Exercise brief -> Edit the records below by changing every "message-meta" to "message-info", and leave everything else as it is.

Records for the task ->

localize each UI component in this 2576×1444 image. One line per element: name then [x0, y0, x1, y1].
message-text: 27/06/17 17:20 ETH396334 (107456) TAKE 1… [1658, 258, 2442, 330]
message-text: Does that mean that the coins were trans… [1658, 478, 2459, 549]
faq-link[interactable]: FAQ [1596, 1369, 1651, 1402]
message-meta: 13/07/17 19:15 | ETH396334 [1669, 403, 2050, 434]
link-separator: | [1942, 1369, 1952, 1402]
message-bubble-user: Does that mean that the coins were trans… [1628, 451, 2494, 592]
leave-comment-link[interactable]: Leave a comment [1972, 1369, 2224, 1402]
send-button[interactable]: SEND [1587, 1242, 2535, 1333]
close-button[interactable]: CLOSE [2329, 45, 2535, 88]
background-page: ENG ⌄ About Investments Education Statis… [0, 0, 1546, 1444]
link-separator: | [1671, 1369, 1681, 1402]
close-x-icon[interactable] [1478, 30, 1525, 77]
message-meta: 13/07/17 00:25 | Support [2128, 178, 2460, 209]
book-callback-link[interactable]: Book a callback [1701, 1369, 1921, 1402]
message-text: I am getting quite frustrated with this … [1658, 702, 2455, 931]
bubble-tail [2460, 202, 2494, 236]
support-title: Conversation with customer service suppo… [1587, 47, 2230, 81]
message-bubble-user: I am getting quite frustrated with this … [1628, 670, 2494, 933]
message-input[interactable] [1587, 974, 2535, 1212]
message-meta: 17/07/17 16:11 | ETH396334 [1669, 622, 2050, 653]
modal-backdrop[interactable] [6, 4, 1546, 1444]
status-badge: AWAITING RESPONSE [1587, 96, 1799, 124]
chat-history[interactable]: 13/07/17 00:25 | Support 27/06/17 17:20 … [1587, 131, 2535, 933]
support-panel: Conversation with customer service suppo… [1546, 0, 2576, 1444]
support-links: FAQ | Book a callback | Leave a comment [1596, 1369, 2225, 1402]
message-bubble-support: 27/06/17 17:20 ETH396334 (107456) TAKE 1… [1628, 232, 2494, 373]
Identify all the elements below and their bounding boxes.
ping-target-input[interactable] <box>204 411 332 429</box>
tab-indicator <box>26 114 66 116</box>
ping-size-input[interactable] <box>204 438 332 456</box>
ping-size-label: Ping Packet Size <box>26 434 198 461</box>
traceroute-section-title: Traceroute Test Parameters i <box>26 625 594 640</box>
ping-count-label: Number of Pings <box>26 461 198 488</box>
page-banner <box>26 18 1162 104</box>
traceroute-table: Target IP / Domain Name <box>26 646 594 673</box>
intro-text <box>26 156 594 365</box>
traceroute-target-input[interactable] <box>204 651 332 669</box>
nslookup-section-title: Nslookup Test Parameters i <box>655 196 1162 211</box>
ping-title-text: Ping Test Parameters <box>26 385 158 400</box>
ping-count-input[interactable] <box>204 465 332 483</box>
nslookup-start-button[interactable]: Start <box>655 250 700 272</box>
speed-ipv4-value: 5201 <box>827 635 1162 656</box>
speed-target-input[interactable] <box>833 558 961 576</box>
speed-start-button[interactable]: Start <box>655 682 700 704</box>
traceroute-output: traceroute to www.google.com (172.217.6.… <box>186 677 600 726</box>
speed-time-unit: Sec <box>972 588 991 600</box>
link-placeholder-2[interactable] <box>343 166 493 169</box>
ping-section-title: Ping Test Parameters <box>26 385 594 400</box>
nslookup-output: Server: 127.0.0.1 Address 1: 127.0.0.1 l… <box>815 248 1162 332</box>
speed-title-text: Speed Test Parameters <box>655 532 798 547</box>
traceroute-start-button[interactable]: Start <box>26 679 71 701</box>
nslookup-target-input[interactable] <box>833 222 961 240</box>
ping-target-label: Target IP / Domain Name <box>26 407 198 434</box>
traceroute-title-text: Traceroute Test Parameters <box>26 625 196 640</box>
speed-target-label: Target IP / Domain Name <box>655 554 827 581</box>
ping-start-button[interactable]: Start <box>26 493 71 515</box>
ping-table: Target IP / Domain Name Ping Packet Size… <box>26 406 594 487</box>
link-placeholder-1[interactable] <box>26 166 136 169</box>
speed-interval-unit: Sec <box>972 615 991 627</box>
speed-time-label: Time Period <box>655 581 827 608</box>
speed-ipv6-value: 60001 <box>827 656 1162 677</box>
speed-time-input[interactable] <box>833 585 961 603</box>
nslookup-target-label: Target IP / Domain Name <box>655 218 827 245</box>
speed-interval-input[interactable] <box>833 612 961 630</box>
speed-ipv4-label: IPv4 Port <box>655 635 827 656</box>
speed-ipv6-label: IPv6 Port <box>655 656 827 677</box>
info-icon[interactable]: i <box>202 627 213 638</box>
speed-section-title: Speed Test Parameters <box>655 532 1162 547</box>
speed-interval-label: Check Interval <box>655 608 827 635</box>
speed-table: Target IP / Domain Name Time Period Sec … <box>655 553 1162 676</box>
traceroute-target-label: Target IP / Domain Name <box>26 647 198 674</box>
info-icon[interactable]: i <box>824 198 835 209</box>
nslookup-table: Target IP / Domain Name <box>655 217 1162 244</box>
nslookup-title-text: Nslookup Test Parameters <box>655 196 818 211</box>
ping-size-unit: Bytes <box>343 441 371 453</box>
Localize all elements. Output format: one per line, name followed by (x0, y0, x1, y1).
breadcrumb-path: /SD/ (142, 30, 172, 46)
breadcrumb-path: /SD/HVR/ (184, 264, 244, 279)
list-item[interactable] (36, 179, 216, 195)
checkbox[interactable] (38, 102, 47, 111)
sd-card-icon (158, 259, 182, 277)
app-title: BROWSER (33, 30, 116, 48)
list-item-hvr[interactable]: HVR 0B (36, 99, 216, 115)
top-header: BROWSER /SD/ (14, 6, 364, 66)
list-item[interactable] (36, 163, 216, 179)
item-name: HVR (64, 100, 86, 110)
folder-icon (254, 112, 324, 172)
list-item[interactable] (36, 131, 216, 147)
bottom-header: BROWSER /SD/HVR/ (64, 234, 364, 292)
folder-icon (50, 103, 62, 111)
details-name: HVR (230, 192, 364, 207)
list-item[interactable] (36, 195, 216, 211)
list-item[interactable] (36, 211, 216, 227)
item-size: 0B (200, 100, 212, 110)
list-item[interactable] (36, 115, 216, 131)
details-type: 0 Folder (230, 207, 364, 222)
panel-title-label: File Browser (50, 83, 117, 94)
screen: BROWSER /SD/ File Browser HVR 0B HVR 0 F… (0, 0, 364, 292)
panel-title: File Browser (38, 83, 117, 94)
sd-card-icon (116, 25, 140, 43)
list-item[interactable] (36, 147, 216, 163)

Result ->
localize each UI component in this 2576×1444 image. One line per element: name then [x0, y0, x1, y1].
message-text: 27/06/17 17:20 ETH396334 (107456) TAKE 1… [1658, 258, 2442, 330]
message-text: Does that mean that the coins were trans… [1658, 478, 2459, 549]
faq-link[interactable]: FAQ [1596, 1369, 1651, 1402]
message-info: 13/07/17 19:15 | ETH396334 [1669, 403, 2050, 434]
link-separator: | [1942, 1369, 1952, 1402]
message-bubble-user: Does that mean that the coins were trans… [1628, 451, 2494, 592]
leave-comment-link[interactable]: Leave a comment [1972, 1369, 2224, 1402]
send-button[interactable]: SEND [1587, 1242, 2535, 1333]
close-button[interactable]: CLOSE [2329, 45, 2535, 88]
background-page: ENG ⌄ About Investments Education Statis… [0, 0, 1546, 1444]
link-separator: | [1671, 1369, 1681, 1402]
close-x-icon[interactable] [1478, 30, 1525, 77]
message-info: 13/07/17 00:25 | Support [2128, 178, 2460, 209]
book-callback-link[interactable]: Book a callback [1701, 1369, 1921, 1402]
message-text: I am getting quite frustrated with this … [1658, 702, 2455, 931]
bubble-tail [2460, 202, 2494, 236]
support-title: Conversation with customer service suppo… [1587, 47, 2230, 81]
message-bubble-user: I am getting quite frustrated with this … [1628, 670, 2494, 933]
message-input[interactable] [1587, 974, 2535, 1212]
message-info: 17/07/17 16:11 | ETH396334 [1669, 622, 2050, 653]
modal-backdrop[interactable] [6, 4, 1546, 1444]
status-badge: AWAITING RESPONSE [1587, 96, 1799, 124]
chat-history[interactable]: 13/07/17 00:25 | Support 27/06/17 17:20 … [1587, 131, 2535, 933]
support-panel: Conversation with customer service suppo… [1546, 0, 2576, 1444]
support-links: FAQ | Book a callback | Leave a comment [1596, 1369, 2225, 1402]
message-bubble-support: 27/06/17 17:20 ETH396334 (107456) TAKE 1… [1628, 232, 2494, 373]
Identify all the elements below and their bounding boxes.
ping-target-input[interactable] <box>204 411 332 429</box>
tab-indicator <box>26 114 66 116</box>
ping-size-input[interactable] <box>204 438 332 456</box>
ping-size-label: Ping Packet Size <box>26 434 198 461</box>
traceroute-section-title: Traceroute Test Parameters i <box>26 625 594 640</box>
ping-count-label: Number of Pings <box>26 461 198 488</box>
page-banner <box>26 18 1162 104</box>
traceroute-table: Target IP / Domain Name <box>26 646 594 673</box>
intro-text <box>26 156 594 365</box>
traceroute-target-input[interactable] <box>204 651 332 669</box>
nslookup-section-title: Nslookup Test Parameters i <box>655 196 1162 211</box>
ping-title-text: Ping Test Parameters <box>26 385 158 400</box>
ping-count-input[interactable] <box>204 465 332 483</box>
nslookup-start-button[interactable]: Start <box>655 250 700 272</box>
speed-ipv4-value: 5201 <box>827 635 1162 656</box>
speed-target-input[interactable] <box>833 558 961 576</box>
speed-start-button[interactable]: Start <box>655 682 700 704</box>
traceroute-output: traceroute to www.google.com (172.217.6.… <box>186 677 600 726</box>
speed-time-unit: Sec <box>972 588 991 600</box>
link-placeholder-2[interactable] <box>343 166 493 169</box>
ping-section-title: Ping Test Parameters <box>26 385 594 400</box>
nslookup-output: Server: 127.0.0.1 Address 1: 127.0.0.1 l… <box>815 248 1162 332</box>
speed-title-text: Speed Test Parameters <box>655 532 798 547</box>
traceroute-start-button[interactable]: Start <box>26 679 71 701</box>
nslookup-target-input[interactable] <box>833 222 961 240</box>
ping-target-label: Target IP / Domain Name <box>26 407 198 434</box>
traceroute-title-text: Traceroute Test Parameters <box>26 625 196 640</box>
speed-target-label: Target IP / Domain Name <box>655 554 827 581</box>
ping-start-button[interactable]: Start <box>26 493 71 515</box>
ping-table: Target IP / Domain Name Ping Packet Size… <box>26 406 594 487</box>
link-placeholder-1[interactable] <box>26 166 136 169</box>
speed-interval-unit: Sec <box>972 615 991 627</box>
speed-time-label: Time Period <box>655 581 827 608</box>
speed-ipv6-value: 60001 <box>827 656 1162 677</box>
speed-time-input[interactable] <box>833 585 961 603</box>
nslookup-target-label: Target IP / Domain Name <box>655 218 827 245</box>
speed-interval-input[interactable] <box>833 612 961 630</box>
speed-ipv4-label: IPv4 Port <box>655 635 827 656</box>
speed-ipv6-label: IPv6 Port <box>655 656 827 677</box>
info-icon[interactable]: i <box>202 627 213 638</box>
speed-section-title: Speed Test Parameters <box>655 532 1162 547</box>
speed-interval-label: Check Interval <box>655 608 827 635</box>
speed-table: Target IP / Domain Name Time Period Sec … <box>655 553 1162 676</box>
traceroute-target-label: Target IP / Domain Name <box>26 647 198 674</box>
info-icon[interactable]: i <box>824 198 835 209</box>
nslookup-table: Target IP / Domain Name <box>655 217 1162 244</box>
nslookup-title-text: Nslookup Test Parameters <box>655 196 818 211</box>
ping-size-unit: Bytes <box>343 441 371 453</box>
Localize all elements. Output format: one per line, name followed by (x0, y0, x1, y1).
breadcrumb-path: /SD/ (142, 30, 172, 46)
breadcrumb-path: /SD/HVR/ (184, 264, 244, 279)
list-item[interactable] (36, 179, 216, 195)
checkbox[interactable] (38, 102, 47, 111)
sd-card-icon (158, 259, 182, 277)
app-title: BROWSER (33, 30, 116, 48)
list-item-hvr[interactable]: HVR 0B (36, 99, 216, 115)
top-header: BROWSER /SD/ (14, 6, 364, 66)
list-item[interactable] (36, 163, 216, 179)
item-name: HVR (64, 100, 86, 110)
folder-icon (254, 112, 324, 172)
list-item[interactable] (36, 131, 216, 147)
bottom-header: BROWSER /SD/HVR/ (64, 234, 364, 292)
folder-icon (50, 103, 62, 111)
details-name: HVR (230, 192, 364, 207)
list-item[interactable] (36, 195, 216, 211)
list-item[interactable] (36, 211, 216, 227)
item-size: 0B (200, 100, 212, 110)
list-item[interactable] (36, 115, 216, 131)
details-type: 0 Folder (230, 207, 364, 222)
panel-title-label: File Browser (50, 83, 117, 94)
screen: BROWSER /SD/ File Browser HVR 0B HVR 0 F… (0, 0, 364, 292)
panel-title: File Browser (38, 83, 117, 94)
sd-card-icon (116, 25, 140, 43)
list-item[interactable] (36, 147, 216, 163)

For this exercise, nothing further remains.